TASK TO CARRY OUT: Gather all lines in the data that hold the string "διακοπτόμενες".

Data listing:
+++
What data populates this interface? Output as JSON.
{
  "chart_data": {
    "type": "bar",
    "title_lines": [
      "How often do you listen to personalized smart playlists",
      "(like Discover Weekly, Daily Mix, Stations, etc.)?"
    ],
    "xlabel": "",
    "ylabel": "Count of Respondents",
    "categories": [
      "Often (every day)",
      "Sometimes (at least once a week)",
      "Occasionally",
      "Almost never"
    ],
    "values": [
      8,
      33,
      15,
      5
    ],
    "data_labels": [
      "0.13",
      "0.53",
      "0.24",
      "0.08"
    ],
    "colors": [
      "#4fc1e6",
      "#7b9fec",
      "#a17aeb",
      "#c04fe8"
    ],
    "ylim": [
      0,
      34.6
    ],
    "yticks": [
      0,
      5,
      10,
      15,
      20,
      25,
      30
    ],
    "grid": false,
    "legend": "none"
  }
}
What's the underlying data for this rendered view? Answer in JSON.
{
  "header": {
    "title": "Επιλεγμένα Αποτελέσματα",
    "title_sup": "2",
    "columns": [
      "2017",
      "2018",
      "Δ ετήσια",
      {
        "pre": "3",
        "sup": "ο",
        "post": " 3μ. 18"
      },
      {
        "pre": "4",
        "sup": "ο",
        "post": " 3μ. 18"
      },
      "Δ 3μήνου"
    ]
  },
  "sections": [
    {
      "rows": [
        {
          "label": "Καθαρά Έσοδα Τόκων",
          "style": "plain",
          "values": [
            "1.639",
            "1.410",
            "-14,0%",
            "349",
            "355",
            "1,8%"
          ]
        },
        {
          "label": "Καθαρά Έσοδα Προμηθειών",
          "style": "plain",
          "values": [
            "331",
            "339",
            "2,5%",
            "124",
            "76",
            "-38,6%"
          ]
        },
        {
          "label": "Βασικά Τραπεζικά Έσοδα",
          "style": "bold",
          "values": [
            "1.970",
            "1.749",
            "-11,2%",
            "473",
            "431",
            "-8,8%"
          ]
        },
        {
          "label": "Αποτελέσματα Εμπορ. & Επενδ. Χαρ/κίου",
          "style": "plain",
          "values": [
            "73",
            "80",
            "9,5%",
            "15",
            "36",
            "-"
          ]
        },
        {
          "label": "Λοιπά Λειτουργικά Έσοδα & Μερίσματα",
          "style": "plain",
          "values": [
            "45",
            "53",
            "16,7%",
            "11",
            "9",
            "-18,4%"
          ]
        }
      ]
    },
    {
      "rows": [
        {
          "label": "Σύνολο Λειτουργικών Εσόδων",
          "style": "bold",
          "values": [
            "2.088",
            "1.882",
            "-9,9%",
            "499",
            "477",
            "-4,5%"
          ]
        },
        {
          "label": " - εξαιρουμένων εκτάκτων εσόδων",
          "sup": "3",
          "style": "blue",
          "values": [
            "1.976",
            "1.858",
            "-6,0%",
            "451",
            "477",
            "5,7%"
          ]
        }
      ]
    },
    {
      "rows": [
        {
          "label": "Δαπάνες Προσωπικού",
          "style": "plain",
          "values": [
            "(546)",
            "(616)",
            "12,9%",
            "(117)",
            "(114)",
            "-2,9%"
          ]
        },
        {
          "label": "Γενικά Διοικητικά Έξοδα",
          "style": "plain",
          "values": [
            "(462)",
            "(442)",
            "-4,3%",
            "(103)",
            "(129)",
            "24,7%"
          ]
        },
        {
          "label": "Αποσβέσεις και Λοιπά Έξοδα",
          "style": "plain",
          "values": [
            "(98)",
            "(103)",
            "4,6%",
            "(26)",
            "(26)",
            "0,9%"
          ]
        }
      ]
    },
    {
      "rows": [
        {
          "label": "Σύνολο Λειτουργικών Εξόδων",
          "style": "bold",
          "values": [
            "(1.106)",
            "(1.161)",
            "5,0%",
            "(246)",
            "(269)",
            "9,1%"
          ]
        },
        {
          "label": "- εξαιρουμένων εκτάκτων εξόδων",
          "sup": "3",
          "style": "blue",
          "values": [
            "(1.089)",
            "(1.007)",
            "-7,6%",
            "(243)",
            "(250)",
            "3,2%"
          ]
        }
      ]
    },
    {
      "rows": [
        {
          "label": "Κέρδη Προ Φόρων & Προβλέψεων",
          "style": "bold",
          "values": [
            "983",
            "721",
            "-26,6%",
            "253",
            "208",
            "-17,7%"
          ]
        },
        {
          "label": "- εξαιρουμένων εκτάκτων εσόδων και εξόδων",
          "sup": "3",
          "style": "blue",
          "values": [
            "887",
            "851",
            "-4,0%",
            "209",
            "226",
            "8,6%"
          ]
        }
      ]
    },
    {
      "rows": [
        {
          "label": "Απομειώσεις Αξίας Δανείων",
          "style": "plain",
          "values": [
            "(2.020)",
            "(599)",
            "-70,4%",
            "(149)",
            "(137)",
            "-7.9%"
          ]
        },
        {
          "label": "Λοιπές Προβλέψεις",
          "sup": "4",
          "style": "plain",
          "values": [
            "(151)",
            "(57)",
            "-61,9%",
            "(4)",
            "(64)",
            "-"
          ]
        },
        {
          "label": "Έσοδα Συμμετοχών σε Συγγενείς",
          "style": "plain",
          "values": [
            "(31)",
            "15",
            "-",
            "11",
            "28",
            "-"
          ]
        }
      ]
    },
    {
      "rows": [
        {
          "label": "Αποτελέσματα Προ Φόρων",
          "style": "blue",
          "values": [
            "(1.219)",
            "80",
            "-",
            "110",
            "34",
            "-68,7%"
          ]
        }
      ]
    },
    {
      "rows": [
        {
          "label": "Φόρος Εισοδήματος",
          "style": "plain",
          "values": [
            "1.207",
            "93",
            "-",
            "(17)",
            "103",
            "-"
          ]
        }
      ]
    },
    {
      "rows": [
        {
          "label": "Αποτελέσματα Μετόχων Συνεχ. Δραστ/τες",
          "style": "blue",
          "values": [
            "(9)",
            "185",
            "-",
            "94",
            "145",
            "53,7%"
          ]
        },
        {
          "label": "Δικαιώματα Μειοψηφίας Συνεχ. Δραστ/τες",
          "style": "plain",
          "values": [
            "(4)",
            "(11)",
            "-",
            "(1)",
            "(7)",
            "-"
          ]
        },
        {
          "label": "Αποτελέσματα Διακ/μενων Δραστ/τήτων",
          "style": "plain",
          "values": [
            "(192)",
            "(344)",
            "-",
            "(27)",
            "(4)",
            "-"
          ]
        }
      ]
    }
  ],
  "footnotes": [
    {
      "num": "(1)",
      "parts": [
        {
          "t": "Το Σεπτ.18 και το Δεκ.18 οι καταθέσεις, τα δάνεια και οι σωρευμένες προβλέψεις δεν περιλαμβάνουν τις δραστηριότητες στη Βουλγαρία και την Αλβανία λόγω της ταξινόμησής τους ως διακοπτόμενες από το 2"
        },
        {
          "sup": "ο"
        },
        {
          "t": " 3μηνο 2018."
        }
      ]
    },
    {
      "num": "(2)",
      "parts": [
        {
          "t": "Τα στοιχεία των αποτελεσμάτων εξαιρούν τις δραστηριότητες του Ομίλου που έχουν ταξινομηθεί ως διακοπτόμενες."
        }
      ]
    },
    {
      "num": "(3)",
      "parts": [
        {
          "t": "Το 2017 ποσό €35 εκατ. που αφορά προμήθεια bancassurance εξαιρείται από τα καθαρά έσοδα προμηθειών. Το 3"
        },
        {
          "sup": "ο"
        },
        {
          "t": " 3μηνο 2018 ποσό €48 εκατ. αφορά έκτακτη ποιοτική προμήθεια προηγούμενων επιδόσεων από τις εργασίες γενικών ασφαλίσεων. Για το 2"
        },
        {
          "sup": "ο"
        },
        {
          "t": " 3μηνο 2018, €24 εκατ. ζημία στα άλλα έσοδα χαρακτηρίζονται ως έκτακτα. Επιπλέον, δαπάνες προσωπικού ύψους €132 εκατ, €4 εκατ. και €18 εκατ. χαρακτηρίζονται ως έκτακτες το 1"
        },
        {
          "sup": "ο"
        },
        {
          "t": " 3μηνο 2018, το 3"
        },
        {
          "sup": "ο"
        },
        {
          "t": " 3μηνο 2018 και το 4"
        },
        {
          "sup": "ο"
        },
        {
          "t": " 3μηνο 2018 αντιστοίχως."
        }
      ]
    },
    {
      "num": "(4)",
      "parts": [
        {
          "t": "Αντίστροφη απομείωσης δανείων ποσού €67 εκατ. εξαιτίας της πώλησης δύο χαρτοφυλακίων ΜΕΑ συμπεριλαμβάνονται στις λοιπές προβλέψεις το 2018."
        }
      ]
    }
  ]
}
+++
EXERCISE OUTPUT:
          "t": "Το Σεπτ.18 και το Δεκ.18 οι καταθέσεις, τα δάνεια και οι σωρευμένες προβλέψεις δεν περιλαμβάνουν τις δραστηριότητες στη Βουλγαρία και την Αλβανία λόγω της ταξινόμησής τους ως διακοπτόμενες από το 2"
          "t": "Τα στοιχεία των αποτελεσμάτων εξαιρούν τις δραστηριότητες του Ομίλου που έχουν ταξινομηθεί ως διακοπτόμενες."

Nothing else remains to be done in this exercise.